**GIVEN EXERCISE**:
Where the word "this" occurs in a line, return that line.

== RECORD EXTRACTS ==

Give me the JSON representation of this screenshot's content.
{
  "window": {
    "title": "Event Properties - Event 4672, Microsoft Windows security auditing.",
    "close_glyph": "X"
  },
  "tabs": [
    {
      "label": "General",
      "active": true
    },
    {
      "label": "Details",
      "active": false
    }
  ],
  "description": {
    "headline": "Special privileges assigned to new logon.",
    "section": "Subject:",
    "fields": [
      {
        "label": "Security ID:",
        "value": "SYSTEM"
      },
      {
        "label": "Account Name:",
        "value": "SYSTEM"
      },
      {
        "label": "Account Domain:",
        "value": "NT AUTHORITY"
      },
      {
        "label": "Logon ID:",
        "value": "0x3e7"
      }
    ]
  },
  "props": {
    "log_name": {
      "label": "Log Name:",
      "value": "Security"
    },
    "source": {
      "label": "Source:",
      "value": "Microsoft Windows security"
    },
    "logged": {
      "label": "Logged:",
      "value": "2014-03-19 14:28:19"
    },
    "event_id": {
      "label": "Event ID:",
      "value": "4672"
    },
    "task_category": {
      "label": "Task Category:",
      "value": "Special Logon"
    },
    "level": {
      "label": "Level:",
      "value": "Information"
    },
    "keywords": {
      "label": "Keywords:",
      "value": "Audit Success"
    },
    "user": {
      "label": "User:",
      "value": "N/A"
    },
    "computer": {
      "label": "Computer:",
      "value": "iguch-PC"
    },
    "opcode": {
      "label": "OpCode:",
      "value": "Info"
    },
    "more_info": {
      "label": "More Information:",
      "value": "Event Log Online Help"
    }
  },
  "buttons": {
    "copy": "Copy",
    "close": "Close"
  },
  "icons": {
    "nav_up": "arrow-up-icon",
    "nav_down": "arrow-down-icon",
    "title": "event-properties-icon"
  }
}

===
== RECORD EXTRACTS ==

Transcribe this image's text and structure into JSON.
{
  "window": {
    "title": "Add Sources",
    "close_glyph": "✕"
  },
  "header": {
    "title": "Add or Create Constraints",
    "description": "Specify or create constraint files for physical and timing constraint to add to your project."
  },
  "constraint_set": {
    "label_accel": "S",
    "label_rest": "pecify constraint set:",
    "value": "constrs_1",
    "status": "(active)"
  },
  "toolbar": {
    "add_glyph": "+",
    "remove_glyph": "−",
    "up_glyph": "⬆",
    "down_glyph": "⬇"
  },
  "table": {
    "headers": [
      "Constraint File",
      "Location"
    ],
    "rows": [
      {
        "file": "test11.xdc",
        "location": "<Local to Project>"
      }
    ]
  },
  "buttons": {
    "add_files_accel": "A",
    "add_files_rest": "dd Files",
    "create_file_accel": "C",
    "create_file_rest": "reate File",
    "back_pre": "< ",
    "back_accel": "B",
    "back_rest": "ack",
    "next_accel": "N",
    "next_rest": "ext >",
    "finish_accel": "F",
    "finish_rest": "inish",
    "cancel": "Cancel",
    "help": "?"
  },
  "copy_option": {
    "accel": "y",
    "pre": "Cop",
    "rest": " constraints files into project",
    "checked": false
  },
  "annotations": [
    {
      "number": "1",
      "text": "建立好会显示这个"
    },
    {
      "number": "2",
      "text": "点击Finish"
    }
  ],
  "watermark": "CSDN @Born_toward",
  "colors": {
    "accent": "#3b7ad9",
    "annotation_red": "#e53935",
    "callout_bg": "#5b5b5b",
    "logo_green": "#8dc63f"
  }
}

===

**FULL OUTPUT**:
Give me the JSON representation of this screenshot's content.
Transcribe this image's text and structure into JSON.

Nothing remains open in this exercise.